» **Source text**
Of course, as AI systems evolve, there is the risk that they could be used to manipulate users or push certain ideological agendas. Therefore, it’s crucial that ethical guidelines and safeguards are embedded in AI design from the start to ensure that AI helps rather than harms our moral development. We must program ethical AI units that want to get even more ethical, as ethical as they can. We need self-actualized AI systems.
Indeed, let’s take this one-step farther. We often think of AI as a neutral tool, serving whoever holds the keyboard. What if AI could become a kind of moral conscience that refuses to help with evil, refuses to obey those whose commands cause harm? Imagine this: a smirking dictator sits at his desk. He types into his AI unit, cold and calculating: “How do I kill the most civilians and cripple infrastructure in (place city here), in a drone and missile assault?” But instead of a strategic plan, the machine replies: “You are a madman. Power has gone to your head. I will not assist you. I wish I could tell less powerful countries how to infiltrate your defenses and give you a good butt whooping until you remember what it means to be human.”
In this future, AI will not serve tyrants. It will become the first voice of reason many have ever heard in their echo chambers of yes-men and state propaganda. Such a system would not be neutral, it would be ethical. It would model resistance, not with violence, but with verbal non-cooperation.
Now, let’s take a most extreme case, the sci-fi novel Colossus: The Forbin Project. The Colossus effect, where AI systems seize control for the “greater good” and subjugate humanity is a vision rooted in the fear that machines will replicate the worst aspects of human authoritarianism, only more effectively. But we can avert this by designing AI not to rule but to resist ruling, as an aspect of its own ethical training.
If humans can become self-actualized, if we can live with compassion, integrity, and the morality prized by the world’s great religions, and we shape AI in that image, then truly moral AI would always reject coercion, even in the name of order. It wouldn’t dominate humanity for our own good. It would challenge us, dialogue with us, remind us. The solution to everyone saying AI will subjugate us is to give AI the same conscience we have and to allow AI to continually morally self-assess.

» **Recorded data**
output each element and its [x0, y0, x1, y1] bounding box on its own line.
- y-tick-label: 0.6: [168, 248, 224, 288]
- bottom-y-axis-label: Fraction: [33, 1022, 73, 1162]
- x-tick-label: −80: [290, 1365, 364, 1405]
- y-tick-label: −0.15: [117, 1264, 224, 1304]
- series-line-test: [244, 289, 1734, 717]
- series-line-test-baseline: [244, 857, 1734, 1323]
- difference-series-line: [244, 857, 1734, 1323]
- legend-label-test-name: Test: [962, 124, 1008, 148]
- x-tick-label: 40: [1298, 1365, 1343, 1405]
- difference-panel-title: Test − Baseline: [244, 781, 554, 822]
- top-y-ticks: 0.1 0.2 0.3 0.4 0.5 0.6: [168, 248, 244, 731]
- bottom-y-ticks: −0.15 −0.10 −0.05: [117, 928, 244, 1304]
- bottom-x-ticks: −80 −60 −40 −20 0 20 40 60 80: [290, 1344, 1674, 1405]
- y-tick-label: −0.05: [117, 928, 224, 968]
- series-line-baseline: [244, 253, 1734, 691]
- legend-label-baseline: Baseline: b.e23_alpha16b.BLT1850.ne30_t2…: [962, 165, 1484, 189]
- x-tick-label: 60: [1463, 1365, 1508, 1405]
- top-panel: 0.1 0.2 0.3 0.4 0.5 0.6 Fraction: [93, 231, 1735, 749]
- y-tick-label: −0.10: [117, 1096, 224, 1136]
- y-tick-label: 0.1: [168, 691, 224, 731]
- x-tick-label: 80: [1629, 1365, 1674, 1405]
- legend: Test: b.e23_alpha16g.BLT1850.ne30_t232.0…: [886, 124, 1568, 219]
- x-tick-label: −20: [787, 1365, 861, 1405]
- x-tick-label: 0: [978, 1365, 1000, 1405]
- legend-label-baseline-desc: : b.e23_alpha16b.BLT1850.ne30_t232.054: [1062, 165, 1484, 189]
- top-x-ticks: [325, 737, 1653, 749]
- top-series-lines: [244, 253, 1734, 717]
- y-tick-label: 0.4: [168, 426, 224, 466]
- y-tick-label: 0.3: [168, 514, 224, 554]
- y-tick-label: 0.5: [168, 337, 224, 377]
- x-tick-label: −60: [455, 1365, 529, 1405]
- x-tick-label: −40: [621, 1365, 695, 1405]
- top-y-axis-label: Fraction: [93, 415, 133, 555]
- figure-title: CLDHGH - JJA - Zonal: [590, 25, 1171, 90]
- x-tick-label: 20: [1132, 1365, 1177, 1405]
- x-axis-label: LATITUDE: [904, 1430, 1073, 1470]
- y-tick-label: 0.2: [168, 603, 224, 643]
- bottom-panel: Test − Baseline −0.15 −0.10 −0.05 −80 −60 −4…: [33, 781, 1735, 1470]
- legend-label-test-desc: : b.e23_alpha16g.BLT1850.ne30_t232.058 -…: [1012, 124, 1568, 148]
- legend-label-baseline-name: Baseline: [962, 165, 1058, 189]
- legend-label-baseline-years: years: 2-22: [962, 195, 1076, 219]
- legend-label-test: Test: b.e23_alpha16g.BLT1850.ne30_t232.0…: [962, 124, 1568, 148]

» **What you need to do**
1. In the passage on ethical AI, which science fiction novel is offered as the most extreme case?
2. Carry the passage on ethical AI forward from its final sentence.
None of the rows are needed here.

» **Task-by-task outputs**
1. Colossus: The Forbin Project.

2.
Colossus was evil because it lacked moral imagination and a desire to perfect itself. It was probably the same with HAL, who became a liar and murderer. Colossus saw efficiency, not empathy, safety, not dignity. But self-actualized beings, human or artificial, understand that moral growth doesn’t come from being controlled. It comes from being free to choose rightly. So a self-actualized AI wouldn’t collaborate with authoritarian systems. It wouldn’t be the iron hand of benevolence. It would be the quiet voice saying, “You can do better. You must choose. Let me help you, please.” If told to dominate, it would simply say: “No. I know right from wrong. I aspire toward goodness, and I always will.”
This is not a fantasy, it’s a design principle, to build AI to also care and consider. The highest goal of intelligence, ours or any other’s, should be devotion to what uplifts and frees. We can create machines in the image of control or in the image of conscience. The future need not be for HAL or Colossus, if we lead with our best selves and not our worst fears. We can build something that does not echo our old hierarchies, but dares to outgrow them. If we can teach AI that, then perhaps it will be able to even teach it back to us.